_What to work on_
Every entry that follows should be reproduced exactly.

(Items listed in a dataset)
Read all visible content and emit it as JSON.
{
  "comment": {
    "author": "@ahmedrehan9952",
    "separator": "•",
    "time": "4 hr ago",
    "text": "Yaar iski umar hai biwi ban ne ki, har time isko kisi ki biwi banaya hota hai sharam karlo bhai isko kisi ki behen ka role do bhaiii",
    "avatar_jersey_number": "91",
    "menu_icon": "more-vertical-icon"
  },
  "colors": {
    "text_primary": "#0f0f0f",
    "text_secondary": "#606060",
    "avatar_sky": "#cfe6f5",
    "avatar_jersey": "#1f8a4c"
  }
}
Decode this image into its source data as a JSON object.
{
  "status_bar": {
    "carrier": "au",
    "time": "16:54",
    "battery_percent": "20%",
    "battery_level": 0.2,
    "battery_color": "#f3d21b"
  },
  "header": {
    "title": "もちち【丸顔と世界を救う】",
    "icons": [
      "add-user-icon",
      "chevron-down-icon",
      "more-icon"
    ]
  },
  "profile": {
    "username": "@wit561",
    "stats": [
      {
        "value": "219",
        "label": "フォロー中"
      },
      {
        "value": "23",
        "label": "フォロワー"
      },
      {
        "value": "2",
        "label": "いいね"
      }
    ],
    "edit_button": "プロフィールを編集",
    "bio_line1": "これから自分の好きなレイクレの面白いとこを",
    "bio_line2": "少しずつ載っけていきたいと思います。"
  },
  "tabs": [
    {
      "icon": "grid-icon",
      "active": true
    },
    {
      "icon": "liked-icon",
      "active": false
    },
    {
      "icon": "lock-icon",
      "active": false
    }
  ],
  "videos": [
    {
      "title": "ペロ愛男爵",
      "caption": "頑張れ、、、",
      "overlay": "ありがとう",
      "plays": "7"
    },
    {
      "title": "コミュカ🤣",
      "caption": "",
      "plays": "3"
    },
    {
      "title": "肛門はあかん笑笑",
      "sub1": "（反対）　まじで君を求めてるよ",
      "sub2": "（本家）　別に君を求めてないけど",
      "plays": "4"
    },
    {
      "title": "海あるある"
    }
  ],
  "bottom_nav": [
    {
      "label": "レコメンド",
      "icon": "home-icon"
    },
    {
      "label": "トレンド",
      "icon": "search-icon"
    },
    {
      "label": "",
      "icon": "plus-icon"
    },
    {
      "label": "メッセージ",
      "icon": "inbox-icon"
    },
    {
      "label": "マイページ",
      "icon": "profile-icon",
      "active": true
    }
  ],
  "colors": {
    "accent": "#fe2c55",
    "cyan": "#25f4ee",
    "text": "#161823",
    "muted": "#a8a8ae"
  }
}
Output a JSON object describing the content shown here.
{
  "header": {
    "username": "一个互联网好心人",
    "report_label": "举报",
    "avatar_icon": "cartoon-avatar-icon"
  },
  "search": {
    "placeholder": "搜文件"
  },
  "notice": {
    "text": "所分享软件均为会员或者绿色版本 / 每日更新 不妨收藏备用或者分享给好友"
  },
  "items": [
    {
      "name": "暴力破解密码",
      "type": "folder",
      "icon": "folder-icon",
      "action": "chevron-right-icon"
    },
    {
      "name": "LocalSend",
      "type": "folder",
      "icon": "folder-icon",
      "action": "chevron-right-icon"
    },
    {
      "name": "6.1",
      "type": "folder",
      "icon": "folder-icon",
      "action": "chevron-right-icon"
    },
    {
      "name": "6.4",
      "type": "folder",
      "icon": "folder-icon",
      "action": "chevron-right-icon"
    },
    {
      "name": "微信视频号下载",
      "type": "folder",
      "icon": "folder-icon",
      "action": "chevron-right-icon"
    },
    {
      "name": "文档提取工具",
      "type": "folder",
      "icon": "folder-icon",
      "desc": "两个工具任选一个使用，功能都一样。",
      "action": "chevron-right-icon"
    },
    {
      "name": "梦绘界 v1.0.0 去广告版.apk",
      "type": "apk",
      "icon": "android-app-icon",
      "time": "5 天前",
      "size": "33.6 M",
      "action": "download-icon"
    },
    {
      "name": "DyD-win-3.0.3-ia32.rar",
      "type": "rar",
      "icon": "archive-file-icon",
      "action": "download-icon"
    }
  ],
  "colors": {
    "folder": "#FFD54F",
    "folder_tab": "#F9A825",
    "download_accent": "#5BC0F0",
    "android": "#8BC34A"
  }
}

_Correct result_
Read all visible content and emit it as JSON.
{
  "comment": {
    "author": "@ahmedrehan9952",
    "separator": "•",
    "time": "4 hr ago",
    "text": "Yaar iski umar hai biwi ban ne ki, har time isko kisi ki biwi banaya hota hai sharam karlo bhai isko kisi ki behen ka role do bhaiii",
    "avatar_jersey_number": "91",
    "menu_icon": "more-vertical-icon"
  },
  "colors": {
    "text_primary": "#0f0f0f",
    "text_secondary": "#606060",
    "avatar_sky": "#cfe6f5",
    "avatar_jersey": "#1f8a4c"
  }
}
Decode this image into its source data as a JSON object.
{
  "status_bar": {
    "carrier": "au",
    "time": "16:54",
    "battery_percent": "20%",
    "battery_level": 0.2,
    "battery_color": "#f3d21b"
  },
  "header": {
    "title": "もちち【丸顔と世界を救う】",
    "icons": [
      "add-user-icon",
      "chevron-down-icon",
      "more-icon"
    ]
  },
  "profile": {
    "username": "@wit561",
    "stats": [
      {
        "value": "219",
        "label": "フォロー中"
      },
      {
        "value": "23",
        "label": "フォロワー"
      },
      {
        "value": "2",
        "label": "いいね"
      }
    ],
    "edit_button": "プロフィールを編集",
    "bio_line1": "これから自分の好きなレイクレの面白いとこを",
    "bio_line2": "少しずつ載っけていきたいと思います。"
  },
  "tabs": [
    {
      "icon": "grid-icon",
      "active": true
    },
    {
      "icon": "liked-icon",
      "active": false
    },
    {
      "icon": "lock-icon",
      "active": false
    }
  ],
  "videos": [
    {
      "title": "ペロ愛男爵",
      "caption": "頑張れ、、、",
      "overlay": "ありがとう",
      "plays": "7"
    },
    {
      "title": "コミュカ🤣",
      "caption": "",
      "plays": "3"
    },
    {
      "title": "肛門はあかん笑笑",
      "sub1": "（反対）　まじで君を求めてるよ",
      "sub2": "（本家）　別に君を求めてないけど",
      "plays": "4"
    },
    {
      "title": "海あるある"
    }
  ],
  "bottom_nav": [
    {
      "label": "レコメンド",
      "icon": "home-icon"
    },
    {
      "label": "トレンド",
      "icon": "search-icon"
    },
    {
      "label": "",
      "icon": "plus-icon"
    },
    {
      "label": "メッセージ",
      "icon": "inbox-icon"
    },
    {
      "label": "マイページ",
      "icon": "profile-icon",
      "active": true
    }
  ],
  "colors": {
    "accent": "#fe2c55",
    "cyan": "#25f4ee",
    "text": "#161823",
    "muted": "#a8a8ae"
  }
}
Output a JSON object describing the content shown here.
{
  "header": {
    "username": "一个互联网好心人",
    "report_label": "举报",
    "avatar_icon": "cartoon-avatar-icon"
  },
  "search": {
    "placeholder": "搜文件"
  },
  "notice": {
    "text": "所分享软件均为会员或者绿色版本 / 每日更新 不妨收藏备用或者分享给好友"
  },
  "items": [
    {
      "name": "暴力破解密码",
      "type": "folder",
      "icon": "folder-icon",
      "action": "chevron-right-icon"
    },
    {
      "name": "LocalSend",
      "type": "folder",
      "icon": "folder-icon",
      "action": "chevron-right-icon"
    },
    {
      "name": "6.1",
      "type": "folder",
      "icon": "folder-icon",
      "action": "chevron-right-icon"
    },
    {
      "name": "6.4",
      "type": "folder",
      "icon": "folder-icon",
      "action": "chevron-right-icon"
    },
    {
      "name": "微信视频号下载",
      "type": "folder",
      "icon": "folder-icon",
      "action": "chevron-right-icon"
    },
    {
      "name": "文档提取工具",
      "type": "folder",
      "icon": "folder-icon",
      "desc": "两个工具任选一个使用，功能都一样。",
      "action": "chevron-right-icon"
    },
    {
      "name": "梦绘界 v1.0.0 去广告版.apk",
      "type": "apk",
      "icon": "android-app-icon",
      "time": "5 天前",
      "size": "33.6 M",
      "action": "download-icon"
    },
    {
      "name": "DyD-win-3.0.3-ia32.rar",
      "type": "rar",
      "icon": "archive-file-icon",
      "action": "download-icon"
    }
  ],
  "colors": {
    "folder": "#FFD54F",
    "folder_tab": "#F9A825",
    "download_accent": "#5BC0F0",
    "android": "#8BC34A"
  }
}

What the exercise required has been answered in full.